YOUR TASK -> Retype the material in full, keeping every word the same.

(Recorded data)

▼▼▼

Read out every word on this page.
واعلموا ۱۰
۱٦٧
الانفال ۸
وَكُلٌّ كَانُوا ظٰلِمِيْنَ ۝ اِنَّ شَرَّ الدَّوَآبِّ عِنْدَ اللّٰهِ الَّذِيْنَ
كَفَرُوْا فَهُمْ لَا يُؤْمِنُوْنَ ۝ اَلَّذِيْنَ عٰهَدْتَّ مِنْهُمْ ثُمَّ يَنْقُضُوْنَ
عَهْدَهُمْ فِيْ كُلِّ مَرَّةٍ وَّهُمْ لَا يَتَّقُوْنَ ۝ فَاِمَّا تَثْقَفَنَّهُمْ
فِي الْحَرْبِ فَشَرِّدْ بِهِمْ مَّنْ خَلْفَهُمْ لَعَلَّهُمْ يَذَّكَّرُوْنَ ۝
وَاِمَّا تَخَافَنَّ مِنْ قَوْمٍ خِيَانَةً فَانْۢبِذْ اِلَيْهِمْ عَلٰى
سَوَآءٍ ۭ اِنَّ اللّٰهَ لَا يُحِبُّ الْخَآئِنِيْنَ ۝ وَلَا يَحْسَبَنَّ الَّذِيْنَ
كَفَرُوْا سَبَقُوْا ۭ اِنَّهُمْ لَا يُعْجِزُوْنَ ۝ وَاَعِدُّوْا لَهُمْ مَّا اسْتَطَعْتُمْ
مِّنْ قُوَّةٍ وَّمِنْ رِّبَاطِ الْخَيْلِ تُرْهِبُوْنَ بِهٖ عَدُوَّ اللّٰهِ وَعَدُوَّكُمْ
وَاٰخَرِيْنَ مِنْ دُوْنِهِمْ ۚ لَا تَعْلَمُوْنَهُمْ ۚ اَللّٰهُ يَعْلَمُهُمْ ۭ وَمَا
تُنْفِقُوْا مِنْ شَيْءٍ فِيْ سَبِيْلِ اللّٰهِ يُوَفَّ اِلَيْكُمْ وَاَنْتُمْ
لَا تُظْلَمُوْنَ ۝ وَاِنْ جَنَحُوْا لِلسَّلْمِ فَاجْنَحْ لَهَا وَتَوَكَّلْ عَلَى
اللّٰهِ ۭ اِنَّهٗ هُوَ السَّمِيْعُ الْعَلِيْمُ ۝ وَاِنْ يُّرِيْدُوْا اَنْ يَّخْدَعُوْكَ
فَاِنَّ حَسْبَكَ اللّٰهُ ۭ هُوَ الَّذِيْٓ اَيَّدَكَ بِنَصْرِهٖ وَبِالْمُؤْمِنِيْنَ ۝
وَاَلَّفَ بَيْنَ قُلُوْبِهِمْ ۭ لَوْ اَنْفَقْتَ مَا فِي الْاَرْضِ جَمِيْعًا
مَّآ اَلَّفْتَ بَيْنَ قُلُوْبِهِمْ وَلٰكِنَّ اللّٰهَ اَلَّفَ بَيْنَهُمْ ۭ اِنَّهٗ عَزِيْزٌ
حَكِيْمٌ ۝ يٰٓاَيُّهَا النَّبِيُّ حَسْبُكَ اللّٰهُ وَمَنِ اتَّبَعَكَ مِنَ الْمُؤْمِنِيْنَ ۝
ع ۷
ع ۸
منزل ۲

▲▲▲

WORKED ANSWER ->
Read out every word on this page.
واعلموا ۱۰
۱٦٧
الانفال ۸
وَكُلٌّ كَانُوا ظٰلِمِيْنَ ۝ اِنَّ شَرَّ الدَّوَآبِّ عِنْدَ اللّٰهِ الَّذِيْنَ
كَفَرُوْا فَهُمْ لَا يُؤْمِنُوْنَ ۝ اَلَّذِيْنَ عٰهَدْتَّ مِنْهُمْ ثُمَّ يَنْقُضُوْنَ
عَهْدَهُمْ فِيْ كُلِّ مَرَّةٍ وَّهُمْ لَا يَتَّقُوْنَ ۝ فَاِمَّا تَثْقَفَنَّهُمْ
فِي الْحَرْبِ فَشَرِّدْ بِهِمْ مَّنْ خَلْفَهُمْ لَعَلَّهُمْ يَذَّكَّرُوْنَ ۝
وَاِمَّا تَخَافَنَّ مِنْ قَوْمٍ خِيَانَةً فَانْۢبِذْ اِلَيْهِمْ عَلٰى
سَوَآءٍ ۭ اِنَّ اللّٰهَ لَا يُحِبُّ الْخَآئِنِيْنَ ۝ وَلَا يَحْسَبَنَّ الَّذِيْنَ
كَفَرُوْا سَبَقُوْا ۭ اِنَّهُمْ لَا يُعْجِزُوْنَ ۝ وَاَعِدُّوْا لَهُمْ مَّا اسْتَطَعْتُمْ
مِّنْ قُوَّةٍ وَّمِنْ رِّبَاطِ الْخَيْلِ تُرْهِبُوْنَ بِهٖ عَدُوَّ اللّٰهِ وَعَدُوَّكُمْ
وَاٰخَرِيْنَ مِنْ دُوْنِهِمْ ۚ لَا تَعْلَمُوْنَهُمْ ۚ اَللّٰهُ يَعْلَمُهُمْ ۭ وَمَا
تُنْفِقُوْا مِنْ شَيْءٍ فِيْ سَبِيْلِ اللّٰهِ يُوَفَّ اِلَيْكُمْ وَاَنْتُمْ
لَا تُظْلَمُوْنَ ۝ وَاِنْ جَنَحُوْا لِلسَّلْمِ فَاجْنَحْ لَهَا وَتَوَكَّلْ عَلَى
اللّٰهِ ۭ اِنَّهٗ هُوَ السَّمِيْعُ الْعَلِيْمُ ۝ وَاِنْ يُّرِيْدُوْا اَنْ يَّخْدَعُوْكَ
فَاِنَّ حَسْبَكَ اللّٰهُ ۭ هُوَ الَّذِيْٓ اَيَّدَكَ بِنَصْرِهٖ وَبِالْمُؤْمِنِيْنَ ۝
وَاَلَّفَ بَيْنَ قُلُوْبِهِمْ ۭ لَوْ اَنْفَقْتَ مَا فِي الْاَرْضِ جَمِيْعًا
مَّآ اَلَّفْتَ بَيْنَ قُلُوْبِهِمْ وَلٰكِنَّ اللّٰهَ اَلَّفَ بَيْنَهُمْ ۭ اِنَّهٗ عَزِيْزٌ
حَكِيْمٌ ۝ يٰٓاَيُّهَا النَّبِيُّ حَسْبُكَ اللّٰهُ وَمَنِ اتَّبَعَكَ مِنَ الْمُؤْمِنِيْنَ ۝
ع ۷
ع ۸
منزل ۲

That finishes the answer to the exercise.